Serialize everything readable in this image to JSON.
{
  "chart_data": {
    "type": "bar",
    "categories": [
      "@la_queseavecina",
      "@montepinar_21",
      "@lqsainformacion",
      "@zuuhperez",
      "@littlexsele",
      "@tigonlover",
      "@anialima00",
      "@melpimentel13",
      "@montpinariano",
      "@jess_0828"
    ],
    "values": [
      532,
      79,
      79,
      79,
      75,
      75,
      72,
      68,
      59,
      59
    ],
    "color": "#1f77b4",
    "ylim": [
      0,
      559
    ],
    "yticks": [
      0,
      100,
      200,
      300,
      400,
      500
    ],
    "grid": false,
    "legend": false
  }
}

* * * *

What to do. Take the records above and return them exactly as written.

Task answer.
Serialize everything readable in this image to JSON.
{
  "chart_data": {
    "type": "bar",
    "categories": [
      "@la_queseavecina",
      "@montepinar_21",
      "@lqsainformacion",
      "@zuuhperez",
      "@littlexsele",
      "@tigonlover",
      "@anialima00",
      "@melpimentel13",
      "@montpinariano",
      "@jess_0828"
    ],
    "values": [
      532,
      79,
      79,
      79,
      75,
      75,
      72,
      68,
      59,
      59
    ],
    "color": "#1f77b4",
    "ylim": [
      0,
      559
    ],
    "yticks": [
      0,
      100,
      200,
      300,
      400,
      500
    ],
    "grid": false,
    "legend": false
  }
}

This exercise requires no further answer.